--- Start of Supplied records ---

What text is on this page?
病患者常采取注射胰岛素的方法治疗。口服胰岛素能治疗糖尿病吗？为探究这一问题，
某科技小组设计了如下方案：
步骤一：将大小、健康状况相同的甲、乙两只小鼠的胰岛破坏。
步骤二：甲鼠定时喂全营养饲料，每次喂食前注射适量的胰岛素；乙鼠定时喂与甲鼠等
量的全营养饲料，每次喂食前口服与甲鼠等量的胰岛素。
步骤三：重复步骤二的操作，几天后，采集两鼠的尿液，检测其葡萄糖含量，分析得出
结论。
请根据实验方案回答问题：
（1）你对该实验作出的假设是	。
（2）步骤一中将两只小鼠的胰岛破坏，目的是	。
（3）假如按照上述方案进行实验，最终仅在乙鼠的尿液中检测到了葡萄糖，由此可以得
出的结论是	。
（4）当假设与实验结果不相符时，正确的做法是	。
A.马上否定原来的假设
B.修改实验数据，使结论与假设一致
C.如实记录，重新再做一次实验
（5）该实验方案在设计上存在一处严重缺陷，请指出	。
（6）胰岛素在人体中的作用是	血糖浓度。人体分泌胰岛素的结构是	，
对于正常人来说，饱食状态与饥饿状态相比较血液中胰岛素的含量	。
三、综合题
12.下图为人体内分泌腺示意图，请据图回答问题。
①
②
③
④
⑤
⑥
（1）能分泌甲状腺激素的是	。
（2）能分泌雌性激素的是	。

--- End of Supplied records ---

Exercise goal = Extract every line above exactly as it stands.

Task answer =
What text is on this page?
病患者常采取注射胰岛素的方法治疗。口服胰岛素能治疗糖尿病吗？为探究这一问题，
某科技小组设计了如下方案：
步骤一：将大小、健康状况相同的甲、乙两只小鼠的胰岛破坏。
步骤二：甲鼠定时喂全营养饲料，每次喂食前注射适量的胰岛素；乙鼠定时喂与甲鼠等
量的全营养饲料，每次喂食前口服与甲鼠等量的胰岛素。
步骤三：重复步骤二的操作，几天后，采集两鼠的尿液，检测其葡萄糖含量，分析得出
结论。
请根据实验方案回答问题：
（1）你对该实验作出的假设是	。
（2）步骤一中将两只小鼠的胰岛破坏，目的是	。
（3）假如按照上述方案进行实验，最终仅在乙鼠的尿液中检测到了葡萄糖，由此可以得
出的结论是	。
（4）当假设与实验结果不相符时，正确的做法是	。
A.马上否定原来的假设
B.修改实验数据，使结论与假设一致
C.如实记录，重新再做一次实验
（5）该实验方案在设计上存在一处严重缺陷，请指出	。
（6）胰岛素在人体中的作用是	血糖浓度。人体分泌胰岛素的结构是	，
对于正常人来说，饱食状态与饥饿状态相比较血液中胰岛素的含量	。
三、综合题
12.下图为人体内分泌腺示意图，请据图回答问题。
①
②
③
④
⑤
⑥
（1）能分泌甲状腺激素的是	。
（2）能分泌雌性激素的是	。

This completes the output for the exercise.